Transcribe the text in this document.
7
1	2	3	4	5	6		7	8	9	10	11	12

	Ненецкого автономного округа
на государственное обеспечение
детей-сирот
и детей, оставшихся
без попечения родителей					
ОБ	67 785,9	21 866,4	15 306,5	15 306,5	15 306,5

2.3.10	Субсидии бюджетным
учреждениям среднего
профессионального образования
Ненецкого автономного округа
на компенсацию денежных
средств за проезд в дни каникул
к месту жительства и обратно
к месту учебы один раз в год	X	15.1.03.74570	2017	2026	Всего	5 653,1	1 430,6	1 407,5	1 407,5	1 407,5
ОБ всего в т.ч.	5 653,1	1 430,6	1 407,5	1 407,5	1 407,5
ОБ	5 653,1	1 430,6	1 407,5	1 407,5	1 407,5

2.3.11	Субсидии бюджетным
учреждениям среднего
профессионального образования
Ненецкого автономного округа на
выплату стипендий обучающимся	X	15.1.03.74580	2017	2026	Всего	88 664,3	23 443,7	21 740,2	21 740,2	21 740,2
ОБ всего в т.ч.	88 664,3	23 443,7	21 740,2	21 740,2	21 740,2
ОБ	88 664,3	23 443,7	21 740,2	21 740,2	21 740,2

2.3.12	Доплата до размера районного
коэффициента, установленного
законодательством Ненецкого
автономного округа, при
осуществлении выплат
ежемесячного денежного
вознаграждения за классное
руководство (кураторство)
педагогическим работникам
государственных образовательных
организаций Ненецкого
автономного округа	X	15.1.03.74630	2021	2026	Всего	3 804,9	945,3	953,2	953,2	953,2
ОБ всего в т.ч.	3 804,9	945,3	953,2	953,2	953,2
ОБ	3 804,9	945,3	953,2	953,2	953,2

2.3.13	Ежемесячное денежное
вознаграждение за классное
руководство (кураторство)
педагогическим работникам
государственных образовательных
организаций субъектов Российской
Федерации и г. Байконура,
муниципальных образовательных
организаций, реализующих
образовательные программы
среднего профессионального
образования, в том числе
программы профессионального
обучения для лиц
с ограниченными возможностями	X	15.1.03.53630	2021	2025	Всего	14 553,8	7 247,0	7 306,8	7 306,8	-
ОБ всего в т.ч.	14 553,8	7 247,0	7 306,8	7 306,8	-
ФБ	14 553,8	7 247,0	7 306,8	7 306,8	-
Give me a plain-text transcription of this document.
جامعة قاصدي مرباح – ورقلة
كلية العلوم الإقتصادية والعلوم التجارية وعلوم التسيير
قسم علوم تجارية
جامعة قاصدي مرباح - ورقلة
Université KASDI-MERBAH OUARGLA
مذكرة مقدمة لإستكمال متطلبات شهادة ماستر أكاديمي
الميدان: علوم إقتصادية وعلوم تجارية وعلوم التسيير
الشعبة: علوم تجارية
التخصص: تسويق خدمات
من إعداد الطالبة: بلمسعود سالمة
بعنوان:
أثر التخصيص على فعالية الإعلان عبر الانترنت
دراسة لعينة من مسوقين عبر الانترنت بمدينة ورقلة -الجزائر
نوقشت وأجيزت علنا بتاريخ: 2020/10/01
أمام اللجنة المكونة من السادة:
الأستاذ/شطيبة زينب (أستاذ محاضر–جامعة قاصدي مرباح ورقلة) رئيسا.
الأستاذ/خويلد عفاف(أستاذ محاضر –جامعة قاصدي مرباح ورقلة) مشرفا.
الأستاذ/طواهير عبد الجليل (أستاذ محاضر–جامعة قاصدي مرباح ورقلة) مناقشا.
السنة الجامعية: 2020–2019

---

Write every entry out again exactly.

■ Solution to this task
Transcribe the text in this document.
7
1	2	3	4	5	6		7	8	9	10	11	12

	Ненецкого автономного округа
на государственное обеспечение
детей-сирот
и детей, оставшихся
без попечения родителей					
ОБ	67 785,9	21 866,4	15 306,5	15 306,5	15 306,5

2.3.10	Субсидии бюджетным
учреждениям среднего
профессионального образования
Ненецкого автономного округа
на компенсацию денежных
средств за проезд в дни каникул
к месту жительства и обратно
к месту учебы один раз в год	X	15.1.03.74570	2017	2026	Всего	5 653,1	1 430,6	1 407,5	1 407,5	1 407,5
ОБ всего в т.ч.	5 653,1	1 430,6	1 407,5	1 407,5	1 407,5
ОБ	5 653,1	1 430,6	1 407,5	1 407,5	1 407,5

2.3.11	Субсидии бюджетным
учреждениям среднего
профессионального образования
Ненецкого автономного округа на
выплату стипендий обучающимся	X	15.1.03.74580	2017	2026	Всего	88 664,3	23 443,7	21 740,2	21 740,2	21 740,2
ОБ всего в т.ч.	88 664,3	23 443,7	21 740,2	21 740,2	21 740,2
ОБ	88 664,3	23 443,7	21 740,2	21 740,2	21 740,2

2.3.12	Доплата до размера районного
коэффициента, установленного
законодательством Ненецкого
автономного округа, при
осуществлении выплат
ежемесячного денежного
вознаграждения за классное
руководство (кураторство)
педагогическим работникам
государственных образовательных
организаций Ненецкого
автономного округа	X	15.1.03.74630	2021	2026	Всего	3 804,9	945,3	953,2	953,2	953,2
ОБ всего в т.ч.	3 804,9	945,3	953,2	953,2	953,2
ОБ	3 804,9	945,3	953,2	953,2	953,2

2.3.13	Ежемесячное денежное
вознаграждение за классное
руководство (кураторство)
педагогическим работникам
государственных образовательных
организаций субъектов Российской
Федерации и г. Байконура,
муниципальных образовательных
организаций, реализующих
образовательные программы
среднего профессионального
образования, в том числе
программы профессионального
обучения для лиц
с ограниченными возможностями	X	15.1.03.53630	2021	2025	Всего	14 553,8	7 247,0	7 306,8	7 306,8	-
ОБ всего в т.ч.	14 553,8	7 247,0	7 306,8	7 306,8	-
ФБ	14 553,8	7 247,0	7 306,8	7 306,8	-
Give me a plain-text transcription of this document.
جامعة قاصدي مرباح – ورقلة
كلية العلوم الإقتصادية والعلوم التجارية وعلوم التسيير
قسم علوم تجارية
جامعة قاصدي مرباح - ورقلة
Université KASDI-MERBAH OUARGLA
مذكرة مقدمة لإستكمال متطلبات شهادة ماستر أكاديمي
الميدان: علوم إقتصادية وعلوم تجارية وعلوم التسيير
الشعبة: علوم تجارية
التخصص: تسويق خدمات
من إعداد الطالبة: بلمسعود سالمة
بعنوان:
أثر التخصيص على فعالية الإعلان عبر الانترنت
دراسة لعينة من مسوقين عبر الانترنت بمدينة ورقلة -الجزائر
نوقشت وأجيزت علنا بتاريخ: 2020/10/01
أمام اللجنة المكونة من السادة:
الأستاذ/شطيبة زينب (أستاذ محاضر–جامعة قاصدي مرباح ورقلة) رئيسا.
الأستاذ/خويلد عفاف(أستاذ محاضر –جامعة قاصدي مرباح ورقلة) مشرفا.
الأستاذ/طواهير عبد الجليل (أستاذ محاضر–جامعة قاصدي مرباح ورقلة) مناقشا.
السنة الجامعية: 2020–2019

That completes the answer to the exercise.